*What you are asked to do*: Your copy of the material below should match it exactly, except that it holds no pictures.

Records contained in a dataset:
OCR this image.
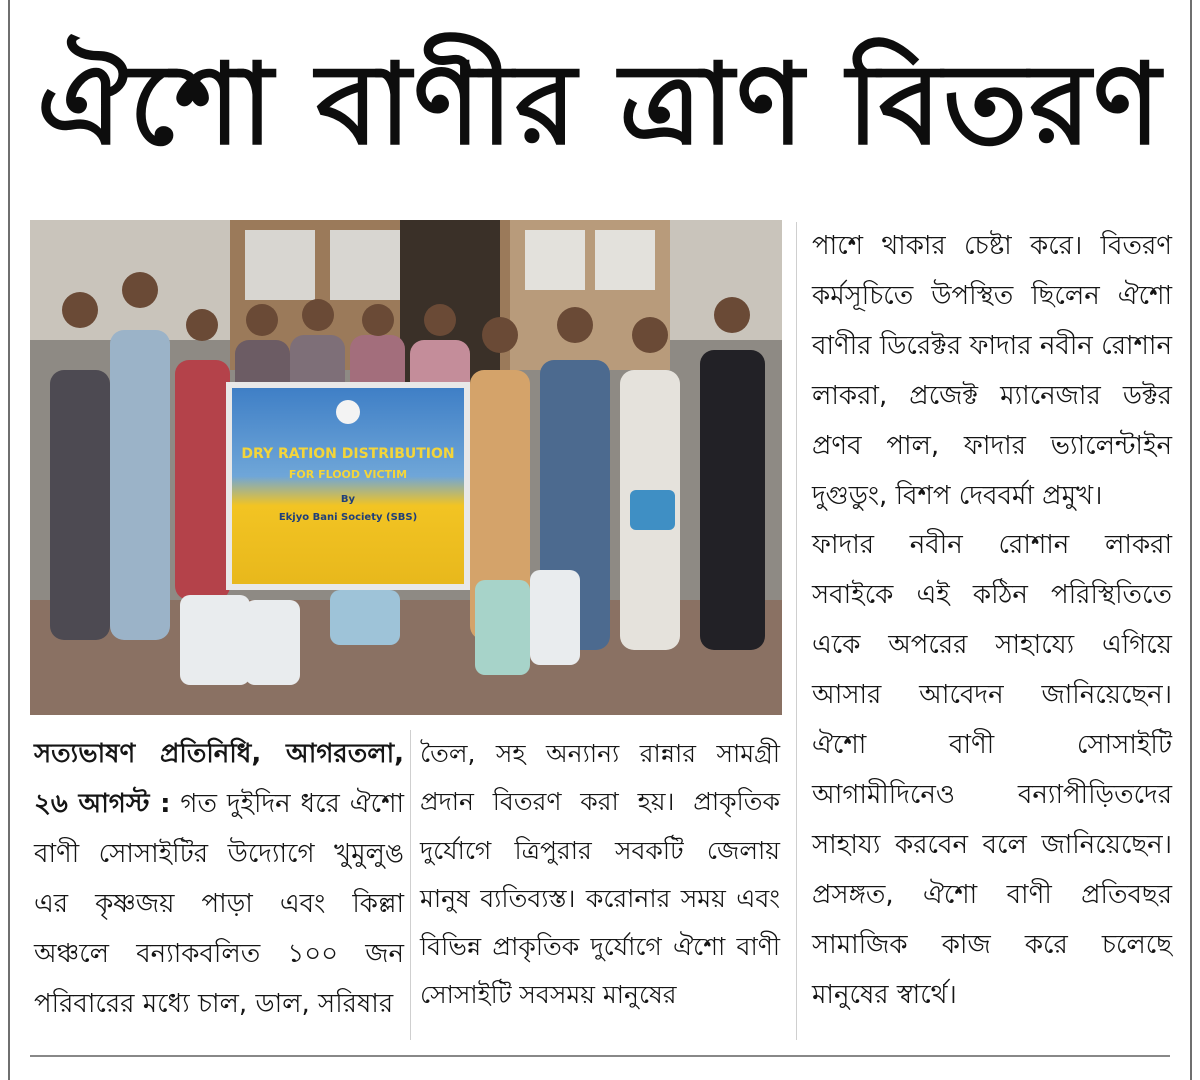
ঐশো বাণীর ত্রাণ বিতরণ
DRY RATION DISTRIBUTION
FOR FLOOD VICTIM
By
Ekjyo Bani Society (SBS)

সত্যভাষণ প্রতিনিধি, আগরতলা, ২৬ আগস্ট : গত দুইদিন ধরে ঐশো বাণী সোসাইটির উদ্যোগে খুমুলুঙ এর কৃষ্ণজয় পাড়া এবং কিল্লা অঞ্চলে বন্যাকবলিত ১০০ জন পরিবারের মধ্যে চাল, ডাল, সরিষার

তৈল, সহ অন্যান্য রান্নার সামগ্রী প্রদান বিতরণ করা হয়। প্রাকৃতিক দুর্যোগে ত্রিপুরার সবকটি জেলায় মানুষ ব্যতিব্যস্ত। করোনার সময় এবং বিভিন্ন প্রাকৃতিক দুর্যোগে ঐশো বাণী সোসাইটি সবসময় মানুষের

পাশে থাকার চেষ্টা করে। বিতরণ কর্মসূচিতে উপস্থিত ছিলেন ঐশো বাণীর ডিরেক্টর ফাদার নবীন রোশান লাকরা, প্রজেক্ট ম্যানেজার ডক্টর প্রণব পাল, ফাদার ভ্যালেন্টাইন দুগুডুং, বিশপ দেববর্মা প্রমুখ।

ফাদার নবীন রোশান লাকরা সবাইকে এই কঠিন পরিস্থিতিতে একে অপরের সাহায্যে এগিয়ে আসার আবেদন জানিয়েছেন। ঐশো বাণী সোসাইটি আগামীদিনেও বন্যাপীড়িতদের সাহায্য করবেন বলে জানিয়েছেন। প্রসঙ্গত, ঐশো বাণী প্রতিবছর সামাজিক কাজ করে চলেছে মানুষের স্বার্থে।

*Full response*:
OCR this image.
ঐশো বাণীর ত্রাণ বিতরণ
DRY RATION DISTRIBUTION
FOR FLOOD VICTIM
By
Ekjyo Bani Society (SBS)

সত্যভাষণ প্রতিনিধি, আগরতলা, ২৬ আগস্ট : গত দুইদিন ধরে ঐশো বাণী সোসাইটির উদ্যোগে খুমুলুঙ এর কৃষ্ণজয় পাড়া এবং কিল্লা অঞ্চলে বন্যাকবলিত ১০০ জন পরিবারের মধ্যে চাল, ডাল, সরিষার

তৈল, সহ অন্যান্য রান্নার সামগ্রী প্রদান বিতরণ করা হয়। প্রাকৃতিক দুর্যোগে ত্রিপুরার সবকটি জেলায় মানুষ ব্যতিব্যস্ত। করোনার সময় এবং বিভিন্ন প্রাকৃতিক দুর্যোগে ঐশো বাণী সোসাইটি সবসময় মানুষের

পাশে থাকার চেষ্টা করে। বিতরণ কর্মসূচিতে উপস্থিত ছিলেন ঐশো বাণীর ডিরেক্টর ফাদার নবীন রোশান লাকরা, প্রজেক্ট ম্যানেজার ডক্টর প্রণব পাল, ফাদার ভ্যালেন্টাইন দুগুডুং, বিশপ দেববর্মা প্রমুখ।

ফাদার নবীন রোশান লাকরা সবাইকে এই কঠিন পরিস্থিতিতে একে অপরের সাহায্যে এগিয়ে আসার আবেদন জানিয়েছেন। ঐশো বাণী সোসাইটি আগামীদিনেও বন্যাপীড়িতদের সাহায্য করবেন বলে জানিয়েছেন। প্রসঙ্গত, ঐশো বাণী প্রতিবছর সামাজিক কাজ করে চলেছে মানুষের স্বার্থে।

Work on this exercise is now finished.